* [Task to complete]
Below are the records; locate each line with the word "Thêm" and copy it.

[Stored data]
============
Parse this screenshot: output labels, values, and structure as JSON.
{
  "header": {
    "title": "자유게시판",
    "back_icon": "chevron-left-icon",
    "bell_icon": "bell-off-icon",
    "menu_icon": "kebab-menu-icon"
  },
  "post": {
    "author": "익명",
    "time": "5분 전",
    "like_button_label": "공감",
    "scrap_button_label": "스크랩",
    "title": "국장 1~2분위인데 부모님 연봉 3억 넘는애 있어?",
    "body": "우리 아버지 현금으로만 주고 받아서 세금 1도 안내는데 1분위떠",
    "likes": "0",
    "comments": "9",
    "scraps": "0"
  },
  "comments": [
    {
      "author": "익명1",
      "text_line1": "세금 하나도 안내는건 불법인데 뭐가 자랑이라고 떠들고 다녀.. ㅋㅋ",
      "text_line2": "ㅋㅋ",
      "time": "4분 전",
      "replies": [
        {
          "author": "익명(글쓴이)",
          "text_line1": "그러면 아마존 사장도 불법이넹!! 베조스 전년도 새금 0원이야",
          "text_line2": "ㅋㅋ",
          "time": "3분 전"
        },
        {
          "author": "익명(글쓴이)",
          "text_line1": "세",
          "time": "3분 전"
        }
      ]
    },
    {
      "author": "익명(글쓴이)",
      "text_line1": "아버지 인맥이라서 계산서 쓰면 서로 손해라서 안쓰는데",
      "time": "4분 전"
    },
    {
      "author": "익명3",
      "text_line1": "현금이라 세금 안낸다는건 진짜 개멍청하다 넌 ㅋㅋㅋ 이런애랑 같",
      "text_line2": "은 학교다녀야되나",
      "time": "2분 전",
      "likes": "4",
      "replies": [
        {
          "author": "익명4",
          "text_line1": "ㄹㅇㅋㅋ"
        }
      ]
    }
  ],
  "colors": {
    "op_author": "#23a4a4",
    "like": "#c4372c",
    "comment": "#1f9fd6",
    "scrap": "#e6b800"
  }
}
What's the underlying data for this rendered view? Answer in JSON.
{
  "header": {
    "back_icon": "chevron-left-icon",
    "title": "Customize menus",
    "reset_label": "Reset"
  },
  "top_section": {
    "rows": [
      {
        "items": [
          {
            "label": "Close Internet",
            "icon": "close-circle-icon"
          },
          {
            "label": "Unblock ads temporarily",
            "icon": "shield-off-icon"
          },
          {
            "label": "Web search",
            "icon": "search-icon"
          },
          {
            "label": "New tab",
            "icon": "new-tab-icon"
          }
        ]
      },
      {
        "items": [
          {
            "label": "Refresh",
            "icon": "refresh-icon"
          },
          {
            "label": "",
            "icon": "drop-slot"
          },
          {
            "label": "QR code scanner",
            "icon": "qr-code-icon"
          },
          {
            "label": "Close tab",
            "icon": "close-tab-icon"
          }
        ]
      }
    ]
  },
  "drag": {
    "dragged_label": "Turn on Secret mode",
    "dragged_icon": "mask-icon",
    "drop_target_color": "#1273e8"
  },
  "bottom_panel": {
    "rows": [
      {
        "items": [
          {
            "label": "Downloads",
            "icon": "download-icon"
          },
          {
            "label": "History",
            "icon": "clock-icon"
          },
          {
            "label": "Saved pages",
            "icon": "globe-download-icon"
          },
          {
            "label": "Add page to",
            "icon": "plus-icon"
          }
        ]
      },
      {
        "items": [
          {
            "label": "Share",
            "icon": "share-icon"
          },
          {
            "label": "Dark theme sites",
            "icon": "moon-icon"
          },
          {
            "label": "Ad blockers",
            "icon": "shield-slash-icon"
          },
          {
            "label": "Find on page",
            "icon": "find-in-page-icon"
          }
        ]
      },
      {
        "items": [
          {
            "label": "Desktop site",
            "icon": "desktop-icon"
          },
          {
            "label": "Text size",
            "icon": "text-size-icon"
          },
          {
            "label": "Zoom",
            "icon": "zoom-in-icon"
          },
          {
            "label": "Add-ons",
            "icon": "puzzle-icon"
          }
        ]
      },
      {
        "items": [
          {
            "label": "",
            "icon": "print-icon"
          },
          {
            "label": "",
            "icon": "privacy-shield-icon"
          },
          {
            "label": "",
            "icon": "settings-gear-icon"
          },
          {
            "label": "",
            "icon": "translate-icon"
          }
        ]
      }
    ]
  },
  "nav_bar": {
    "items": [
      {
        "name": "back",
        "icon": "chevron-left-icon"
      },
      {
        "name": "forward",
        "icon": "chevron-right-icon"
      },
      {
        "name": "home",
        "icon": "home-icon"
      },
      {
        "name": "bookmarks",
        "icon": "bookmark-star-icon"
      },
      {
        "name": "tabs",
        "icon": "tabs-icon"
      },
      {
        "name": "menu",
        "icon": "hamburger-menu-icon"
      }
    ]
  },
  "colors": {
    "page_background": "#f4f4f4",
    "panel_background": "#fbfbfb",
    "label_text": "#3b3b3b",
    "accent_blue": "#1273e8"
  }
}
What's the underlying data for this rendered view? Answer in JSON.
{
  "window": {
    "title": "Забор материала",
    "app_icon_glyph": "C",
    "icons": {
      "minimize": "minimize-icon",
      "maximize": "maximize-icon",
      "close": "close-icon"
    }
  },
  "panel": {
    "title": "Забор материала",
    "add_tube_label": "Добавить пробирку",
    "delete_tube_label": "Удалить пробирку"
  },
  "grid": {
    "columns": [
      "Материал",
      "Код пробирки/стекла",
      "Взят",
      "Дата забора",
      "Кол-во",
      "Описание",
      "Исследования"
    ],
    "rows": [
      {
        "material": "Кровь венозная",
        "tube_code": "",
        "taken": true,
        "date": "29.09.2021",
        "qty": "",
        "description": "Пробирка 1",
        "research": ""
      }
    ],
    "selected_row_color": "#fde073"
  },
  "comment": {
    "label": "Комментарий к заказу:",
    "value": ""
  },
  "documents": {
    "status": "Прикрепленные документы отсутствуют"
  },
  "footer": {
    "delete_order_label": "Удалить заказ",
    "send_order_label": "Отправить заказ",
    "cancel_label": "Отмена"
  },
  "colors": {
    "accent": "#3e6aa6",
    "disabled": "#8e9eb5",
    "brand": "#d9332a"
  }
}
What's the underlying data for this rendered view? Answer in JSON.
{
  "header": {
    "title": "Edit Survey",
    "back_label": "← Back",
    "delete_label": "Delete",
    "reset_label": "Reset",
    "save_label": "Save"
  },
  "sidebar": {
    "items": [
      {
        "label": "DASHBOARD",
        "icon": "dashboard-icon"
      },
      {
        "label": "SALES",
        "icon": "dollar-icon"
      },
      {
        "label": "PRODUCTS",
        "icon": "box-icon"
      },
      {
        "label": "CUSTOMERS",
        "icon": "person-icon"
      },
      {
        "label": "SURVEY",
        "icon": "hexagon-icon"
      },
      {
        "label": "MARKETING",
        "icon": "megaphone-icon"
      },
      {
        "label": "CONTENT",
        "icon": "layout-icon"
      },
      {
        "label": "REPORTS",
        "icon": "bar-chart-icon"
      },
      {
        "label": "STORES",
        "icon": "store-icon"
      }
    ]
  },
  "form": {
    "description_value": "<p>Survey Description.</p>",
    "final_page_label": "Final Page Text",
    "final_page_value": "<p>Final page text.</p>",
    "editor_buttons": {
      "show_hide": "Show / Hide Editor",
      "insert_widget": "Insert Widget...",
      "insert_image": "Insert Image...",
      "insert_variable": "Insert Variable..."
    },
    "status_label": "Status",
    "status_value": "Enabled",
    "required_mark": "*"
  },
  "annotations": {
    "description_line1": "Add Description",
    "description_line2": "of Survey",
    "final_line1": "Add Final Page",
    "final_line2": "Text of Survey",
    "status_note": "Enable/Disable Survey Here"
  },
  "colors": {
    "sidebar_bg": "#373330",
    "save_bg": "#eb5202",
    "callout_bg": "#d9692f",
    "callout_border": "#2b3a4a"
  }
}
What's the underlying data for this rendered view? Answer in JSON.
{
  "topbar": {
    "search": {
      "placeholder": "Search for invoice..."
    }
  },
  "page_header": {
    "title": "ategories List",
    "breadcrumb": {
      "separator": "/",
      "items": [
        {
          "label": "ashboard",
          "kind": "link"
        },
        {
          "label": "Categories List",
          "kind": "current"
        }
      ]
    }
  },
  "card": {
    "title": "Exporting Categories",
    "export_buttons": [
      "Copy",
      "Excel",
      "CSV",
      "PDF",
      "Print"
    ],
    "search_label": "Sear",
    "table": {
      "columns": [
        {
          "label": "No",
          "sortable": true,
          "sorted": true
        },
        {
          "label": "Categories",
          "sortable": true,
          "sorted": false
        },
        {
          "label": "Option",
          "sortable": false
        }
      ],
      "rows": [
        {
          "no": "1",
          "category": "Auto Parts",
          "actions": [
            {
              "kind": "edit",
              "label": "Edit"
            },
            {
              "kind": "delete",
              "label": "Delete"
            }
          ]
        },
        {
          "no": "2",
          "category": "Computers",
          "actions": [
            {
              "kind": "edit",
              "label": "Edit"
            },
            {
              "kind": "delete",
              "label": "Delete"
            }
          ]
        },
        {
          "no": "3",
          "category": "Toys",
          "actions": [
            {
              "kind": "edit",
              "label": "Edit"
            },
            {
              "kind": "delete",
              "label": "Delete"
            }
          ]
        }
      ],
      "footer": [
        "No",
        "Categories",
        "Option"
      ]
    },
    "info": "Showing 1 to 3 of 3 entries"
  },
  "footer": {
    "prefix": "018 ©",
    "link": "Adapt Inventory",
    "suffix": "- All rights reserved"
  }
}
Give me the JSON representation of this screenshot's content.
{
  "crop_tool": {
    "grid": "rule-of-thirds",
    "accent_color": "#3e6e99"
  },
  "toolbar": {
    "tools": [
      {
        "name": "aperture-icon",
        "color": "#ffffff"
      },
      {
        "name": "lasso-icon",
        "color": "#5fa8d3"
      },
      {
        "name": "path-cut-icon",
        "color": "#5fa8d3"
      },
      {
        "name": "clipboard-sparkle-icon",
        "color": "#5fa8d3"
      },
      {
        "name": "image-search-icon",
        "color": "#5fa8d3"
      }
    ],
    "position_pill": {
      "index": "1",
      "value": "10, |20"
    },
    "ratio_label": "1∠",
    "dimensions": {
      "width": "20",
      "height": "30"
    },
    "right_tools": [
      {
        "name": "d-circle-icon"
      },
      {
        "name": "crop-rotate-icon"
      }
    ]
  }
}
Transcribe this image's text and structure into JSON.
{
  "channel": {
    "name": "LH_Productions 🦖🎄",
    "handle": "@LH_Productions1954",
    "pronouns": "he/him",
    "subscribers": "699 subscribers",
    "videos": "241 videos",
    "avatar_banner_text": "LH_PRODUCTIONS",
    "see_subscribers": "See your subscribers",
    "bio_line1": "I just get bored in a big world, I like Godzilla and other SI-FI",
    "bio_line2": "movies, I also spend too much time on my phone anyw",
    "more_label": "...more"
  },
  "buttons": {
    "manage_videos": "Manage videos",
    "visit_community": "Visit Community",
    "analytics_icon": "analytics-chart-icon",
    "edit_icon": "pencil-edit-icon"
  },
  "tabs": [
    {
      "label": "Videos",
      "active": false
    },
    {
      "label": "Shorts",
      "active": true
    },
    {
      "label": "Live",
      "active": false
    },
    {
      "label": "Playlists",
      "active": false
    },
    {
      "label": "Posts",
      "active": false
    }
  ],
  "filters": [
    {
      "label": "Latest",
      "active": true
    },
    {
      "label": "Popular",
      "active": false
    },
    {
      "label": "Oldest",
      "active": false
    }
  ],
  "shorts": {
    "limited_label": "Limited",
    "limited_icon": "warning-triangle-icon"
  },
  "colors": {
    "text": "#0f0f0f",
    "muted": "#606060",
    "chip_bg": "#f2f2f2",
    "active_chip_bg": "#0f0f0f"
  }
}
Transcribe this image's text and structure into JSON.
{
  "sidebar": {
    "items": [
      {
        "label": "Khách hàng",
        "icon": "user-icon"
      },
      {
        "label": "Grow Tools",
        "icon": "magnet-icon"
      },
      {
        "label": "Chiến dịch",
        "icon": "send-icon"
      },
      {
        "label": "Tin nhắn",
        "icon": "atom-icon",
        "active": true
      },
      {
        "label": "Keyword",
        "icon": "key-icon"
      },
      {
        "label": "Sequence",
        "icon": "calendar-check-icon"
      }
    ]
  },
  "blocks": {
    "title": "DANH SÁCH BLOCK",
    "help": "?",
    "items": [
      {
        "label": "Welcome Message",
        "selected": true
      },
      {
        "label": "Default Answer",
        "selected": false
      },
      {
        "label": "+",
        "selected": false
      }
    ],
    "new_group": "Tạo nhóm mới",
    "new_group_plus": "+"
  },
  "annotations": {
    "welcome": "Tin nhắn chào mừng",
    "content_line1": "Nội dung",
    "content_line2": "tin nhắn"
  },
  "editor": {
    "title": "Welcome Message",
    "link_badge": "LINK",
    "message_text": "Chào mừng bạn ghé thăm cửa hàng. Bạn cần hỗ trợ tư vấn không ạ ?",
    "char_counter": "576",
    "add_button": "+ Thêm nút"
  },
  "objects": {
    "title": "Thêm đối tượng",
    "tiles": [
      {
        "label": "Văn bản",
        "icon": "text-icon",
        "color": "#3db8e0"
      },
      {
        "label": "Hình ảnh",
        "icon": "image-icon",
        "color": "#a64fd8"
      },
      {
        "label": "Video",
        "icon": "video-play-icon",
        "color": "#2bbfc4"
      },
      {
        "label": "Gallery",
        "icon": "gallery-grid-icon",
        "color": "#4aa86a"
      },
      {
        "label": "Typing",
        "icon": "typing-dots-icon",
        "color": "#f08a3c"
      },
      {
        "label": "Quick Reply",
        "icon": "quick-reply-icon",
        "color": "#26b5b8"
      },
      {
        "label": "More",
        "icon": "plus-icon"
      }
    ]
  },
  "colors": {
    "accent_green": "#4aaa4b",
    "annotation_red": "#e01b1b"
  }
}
============
* [Task output]
    "add_button": "+ Thêm nút"
    "title": "Thêm đối tượng",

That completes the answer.